[Start Records to process]
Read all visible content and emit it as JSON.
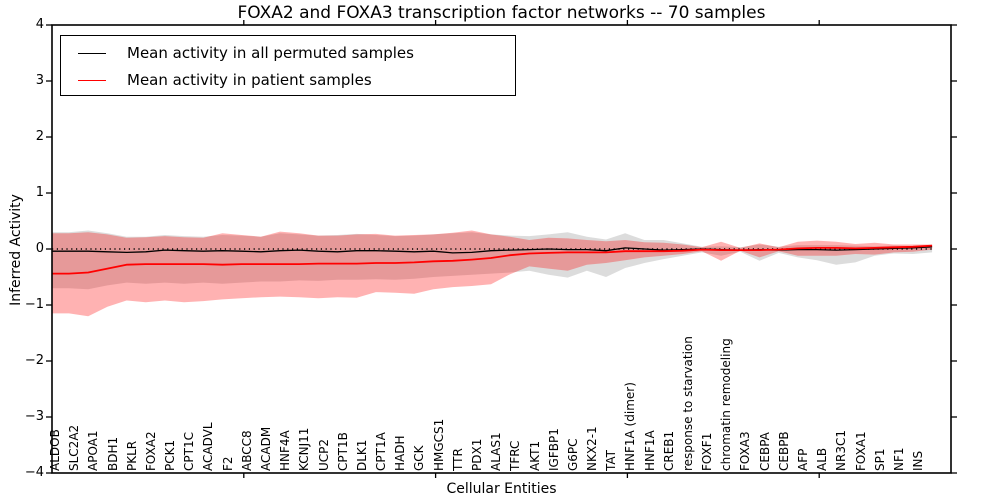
{
  "chart_data": {
    "type": "line",
    "title": "FOXA2 and FOXA3 transcription factor networks -- 70 samples",
    "xlabel": "Cellular Entities",
    "ylabel": "Inferred Activity",
    "ylim": [
      -4,
      4
    ],
    "yticks": [
      4,
      3,
      2,
      1,
      0,
      -1,
      -2,
      -3,
      -4
    ],
    "ytick_labels": [
      "4",
      "3",
      "2",
      "1",
      "0",
      "−1",
      "−2",
      "−3",
      "−4"
    ],
    "xtick_marks": [
      10,
      20,
      30,
      40
    ],
    "grid": false,
    "legend_position": "upper left",
    "zero_line": {
      "style": "dotted",
      "color": "#000000",
      "y": 0
    },
    "categories": [
      "ALDOB",
      "SLC2A2",
      "APOA1",
      "BDH1",
      "PKLR",
      "FOXA2",
      "PCK1",
      "CPT1C",
      "ACADVL",
      "F2",
      "ABCC8",
      "ACADM",
      "HNF4A",
      "KCNJ11",
      "UCP2",
      "CPT1B",
      "DLK1",
      "CPT1A",
      "HADH",
      "GCK",
      "HMGCS1",
      "TTR",
      "PDX1",
      "ALAS1",
      "TFRC",
      "AKT1",
      "IGFBP1",
      "G6PC",
      "NKX2-1",
      "TAT",
      "HNF1A (dimer)",
      "HNF1A",
      "CREB1",
      "response to starvation",
      "FOXF1",
      "chromatin remodeling",
      "FOXA3",
      "CEBPA",
      "CEBPB",
      "AFP",
      "ALB",
      "NR3C1",
      "FOXA1",
      "SP1",
      "NF1",
      "INS"
    ],
    "series": [
      {
        "name": "Mean activity in all permuted samples",
        "kind": "line",
        "color": "#000000",
        "width": 1.3,
        "values": [
          -0.04,
          -0.04,
          -0.05,
          -0.06,
          -0.05,
          -0.02,
          -0.03,
          -0.04,
          -0.03,
          -0.04,
          -0.05,
          -0.03,
          -0.02,
          -0.04,
          -0.05,
          -0.03,
          -0.03,
          -0.04,
          -0.05,
          -0.04,
          -0.07,
          -0.06,
          -0.03,
          -0.02,
          -0.01,
          0.0,
          -0.01,
          -0.01,
          -0.03,
          0.02,
          0.0,
          -0.02,
          -0.01,
          0.0,
          -0.01,
          -0.02,
          -0.01,
          -0.02,
          -0.01,
          -0.01,
          -0.02,
          -0.01,
          0.0,
          0.01,
          0.02,
          0.04
        ]
      },
      {
        "name": "Mean activity in patient samples",
        "kind": "line",
        "color": "#ff0000",
        "width": 1.8,
        "values": [
          -0.44,
          -0.42,
          -0.35,
          -0.28,
          -0.27,
          -0.27,
          -0.27,
          -0.27,
          -0.28,
          -0.27,
          -0.27,
          -0.27,
          -0.27,
          -0.26,
          -0.26,
          -0.26,
          -0.25,
          -0.25,
          -0.24,
          -0.22,
          -0.21,
          -0.19,
          -0.16,
          -0.11,
          -0.08,
          -0.07,
          -0.06,
          -0.06,
          -0.06,
          -0.04,
          -0.04,
          -0.04,
          -0.03,
          -0.01,
          -0.02,
          -0.02,
          -0.02,
          -0.01,
          0.01,
          0.02,
          0.02,
          0.01,
          0.02,
          0.03,
          0.04,
          0.06
        ]
      },
      {
        "name": "Permuted samples std band",
        "kind": "band",
        "color": "rgba(128,128,128,0.28)",
        "upper": [
          0.3,
          0.33,
          0.28,
          0.22,
          0.22,
          0.25,
          0.23,
          0.22,
          0.25,
          0.24,
          0.22,
          0.28,
          0.26,
          0.24,
          0.25,
          0.27,
          0.25,
          0.23,
          0.24,
          0.26,
          0.28,
          0.3,
          0.26,
          0.24,
          0.23,
          0.26,
          0.3,
          0.22,
          0.17,
          0.28,
          0.16,
          0.16,
          0.1,
          0.04,
          0.05,
          0.03,
          0.08,
          0.04,
          0.07,
          0.07,
          0.07,
          0.06,
          0.05,
          0.06,
          0.05,
          0.06
        ],
        "lower": [
          -0.7,
          -0.72,
          -0.65,
          -0.6,
          -0.62,
          -0.6,
          -0.62,
          -0.6,
          -0.62,
          -0.6,
          -0.58,
          -0.58,
          -0.56,
          -0.57,
          -0.55,
          -0.55,
          -0.54,
          -0.55,
          -0.53,
          -0.5,
          -0.48,
          -0.46,
          -0.44,
          -0.42,
          -0.39,
          -0.46,
          -0.51,
          -0.39,
          -0.5,
          -0.34,
          -0.25,
          -0.18,
          -0.12,
          -0.06,
          -0.12,
          -0.05,
          -0.21,
          -0.07,
          -0.15,
          -0.2,
          -0.28,
          -0.24,
          -0.12,
          -0.08,
          -0.09,
          -0.06
        ]
      },
      {
        "name": "Patient samples std band",
        "kind": "band",
        "color": "rgba(255,0,0,0.30)",
        "upper": [
          0.28,
          0.3,
          0.26,
          0.2,
          0.21,
          0.23,
          0.21,
          0.2,
          0.28,
          0.25,
          0.22,
          0.31,
          0.28,
          0.24,
          0.24,
          0.26,
          0.27,
          0.24,
          0.25,
          0.26,
          0.29,
          0.33,
          0.26,
          0.22,
          0.16,
          0.2,
          0.19,
          0.16,
          0.14,
          0.16,
          0.12,
          0.11,
          0.08,
          0.03,
          0.13,
          0.02,
          0.1,
          0.03,
          0.13,
          0.15,
          0.13,
          0.09,
          0.11,
          0.08,
          0.08,
          0.08
        ],
        "lower": [
          -1.15,
          -1.2,
          -1.03,
          -0.92,
          -0.95,
          -0.92,
          -0.95,
          -0.93,
          -0.9,
          -0.88,
          -0.86,
          -0.85,
          -0.86,
          -0.88,
          -0.86,
          -0.87,
          -0.77,
          -0.78,
          -0.8,
          -0.72,
          -0.68,
          -0.66,
          -0.63,
          -0.45,
          -0.31,
          -0.35,
          -0.39,
          -0.28,
          -0.25,
          -0.2,
          -0.15,
          -0.12,
          -0.09,
          -0.04,
          -0.21,
          -0.03,
          -0.15,
          -0.04,
          -0.12,
          -0.12,
          -0.12,
          -0.09,
          -0.1,
          -0.06,
          -0.05,
          -0.01
        ]
      }
    ]
  },
  "legend": {
    "items": [
      {
        "label": "Mean activity in all permuted samples",
        "color": "#000000"
      },
      {
        "label": "Mean activity in patient samples",
        "color": "#ff0000"
      }
    ]
  }
}
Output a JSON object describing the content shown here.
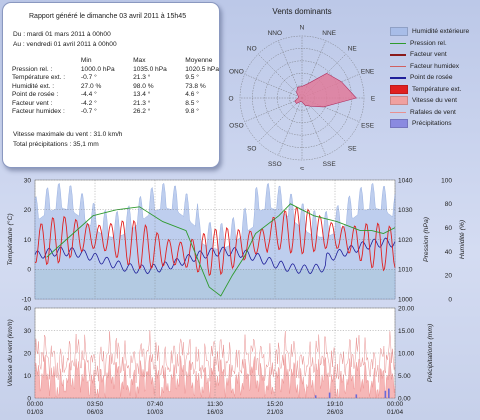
{
  "report": {
    "title": "Rapport généré le dimanche 03 avril 2011 à 15h45",
    "from": "Du : mardi 01 mars 2011 à 00h00",
    "to": "Au : vendredi 01 avril 2011 à 00h00",
    "columns": [
      "",
      "Min",
      "Max",
      "Moyenne"
    ],
    "rows": [
      [
        "Pression rel. :",
        "1000.0 hPa",
        "1035.0 hPa",
        "1020.5 hPa"
      ],
      [
        "Température ext. :",
        "-0.7 °",
        "21.3 °",
        "9.5 °"
      ],
      [
        "Humidité ext. :",
        "27.0 %",
        "98.0 %",
        "73.8 %"
      ],
      [
        "Point de rosée :",
        "-4.4 °",
        "13.4 °",
        "4.6 °"
      ],
      [
        "Facteur vent :",
        "-4.2 °",
        "21.3 °",
        "8.5 °"
      ],
      [
        "Facteur humidex :",
        "-0.7 °",
        "26.2 °",
        "9.8 °"
      ]
    ],
    "max_wind": "Vitesse maximale du vent : 31.0 km/h",
    "total_rain": "Total précipitations : 35,1 mm"
  },
  "rose": {
    "title": "Vents dominants",
    "directions": [
      "N",
      "NNE",
      "NE",
      "ENE",
      "E",
      "ESE",
      "SE",
      "SSE",
      "S",
      "SSO",
      "SO",
      "OSO",
      "O",
      "ONO",
      "NO",
      "NNO"
    ],
    "frequencies": [
      3,
      4,
      9,
      11,
      14,
      6,
      3,
      2,
      1,
      1,
      2,
      2,
      1,
      1,
      2,
      3
    ],
    "fill_color": "#e07a9a"
  },
  "legend": [
    {
      "name": "Humidité extérieure",
      "color": "#a8bde8",
      "kind": "area"
    },
    {
      "name": "Pression rel.",
      "color": "#2e9a2e",
      "kind": "line"
    },
    {
      "name": "Facteur vent",
      "color": "#8a1a1a",
      "kind": "line"
    },
    {
      "name": "Facteur humidex",
      "color": "#d06060",
      "kind": "line"
    },
    {
      "name": "Point de rosée",
      "color": "#20209a",
      "kind": "line"
    },
    {
      "name": "Température ext.",
      "color": "#e02020",
      "kind": "area"
    },
    {
      "name": "Vitesse du vent",
      "color": "#f0a0a0",
      "kind": "area"
    },
    {
      "name": "Rafales de vent",
      "color": "#e89090",
      "kind": "line"
    },
    {
      "name": "Précipitations",
      "color": "#8a8ae0",
      "kind": "area"
    }
  ],
  "chart_data": [
    {
      "type": "line",
      "x_tick_labels": [
        [
          "00:00",
          "01/03"
        ],
        [
          "03:50",
          "06/03"
        ],
        [
          "07:40",
          "10/03"
        ],
        [
          "11:30",
          "16/03"
        ],
        [
          "15:20",
          "21/03"
        ],
        [
          "19:10",
          "26/03"
        ],
        [
          "00:00",
          "01/04"
        ]
      ],
      "left_axis": {
        "label": "Température (°C)",
        "ticks": [
          -10,
          0,
          10,
          20,
          30
        ],
        "ylim": [
          -10,
          30
        ]
      },
      "right_axis_1": {
        "label": "Pression (hPa)",
        "ticks": [
          1000,
          1010,
          1020,
          1030,
          1040
        ],
        "ylim": [
          1000,
          1040
        ]
      },
      "right_axis_2": {
        "label": "Humidité (%)",
        "ticks": [
          0,
          20,
          40,
          60,
          80,
          100
        ],
        "ylim": [
          0,
          100
        ]
      },
      "series_stats": {
        "Température ext.": {
          "min": -0.7,
          "max": 21.3,
          "mean": 9.5
        },
        "Point de rosée": {
          "min": -4.4,
          "max": 13.4,
          "mean": 4.6
        },
        "Pression rel.": {
          "min": 1000.0,
          "max": 1035.0,
          "mean": 1020.5
        },
        "Humidité extérieure": {
          "min": 27.0,
          "max": 98.0,
          "mean": 73.8
        }
      },
      "pressure_trace": [
        [
          1,
          1014
        ],
        [
          3,
          1021
        ],
        [
          5,
          1028
        ],
        [
          7,
          1030
        ],
        [
          9,
          1031
        ],
        [
          11,
          1026
        ],
        [
          13,
          1023
        ],
        [
          15,
          1004
        ],
        [
          16,
          1001
        ],
        [
          17,
          1008
        ],
        [
          18,
          1014
        ],
        [
          19,
          1022
        ],
        [
          21,
          1028
        ],
        [
          22,
          1032
        ],
        [
          23,
          1030
        ],
        [
          24,
          1028
        ],
        [
          26,
          1026
        ],
        [
          28,
          1023
        ],
        [
          29,
          1023
        ],
        [
          30,
          1022
        ],
        [
          31,
          1024
        ]
      ]
    },
    {
      "type": "area",
      "x_tick_labels": [
        [
          "00:00",
          "01/03"
        ],
        [
          "03:50",
          "06/03"
        ],
        [
          "07:40",
          "10/03"
        ],
        [
          "11:30",
          "16/03"
        ],
        [
          "15:20",
          "21/03"
        ],
        [
          "19:10",
          "26/03"
        ],
        [
          "00:00",
          "01/04"
        ]
      ],
      "left_axis": {
        "label": "Vitesse du vent (km/h)",
        "ticks": [
          0,
          10,
          20,
          30,
          40
        ],
        "ylim": [
          0,
          40
        ]
      },
      "right_axis": {
        "label": "Précipitations (mm)",
        "ticks": [
          0,
          5,
          10,
          15,
          20
        ],
        "ylim": [
          0,
          20
        ]
      },
      "wind_max": 31.0,
      "rain_total": 35.1
    }
  ]
}
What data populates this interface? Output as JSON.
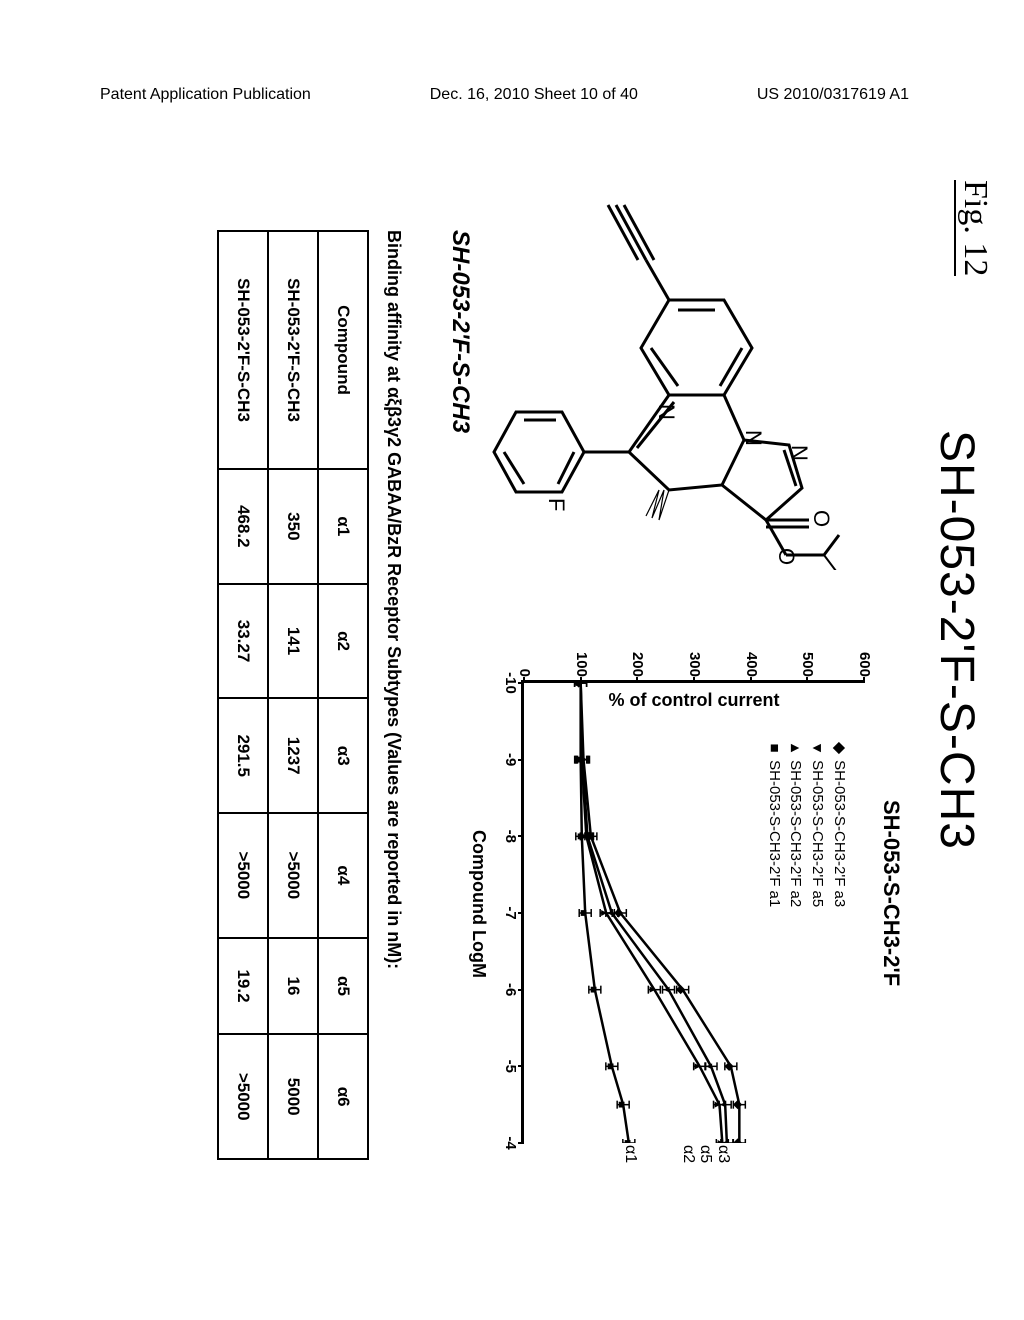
[End Records to process]
Problem statement: Show every line above in which the word "rgba" occurs.

Solution for this task:
        "color": "rgba(128,128,128,0.28)",
        "color": "rgba(255,0,0,0.30)",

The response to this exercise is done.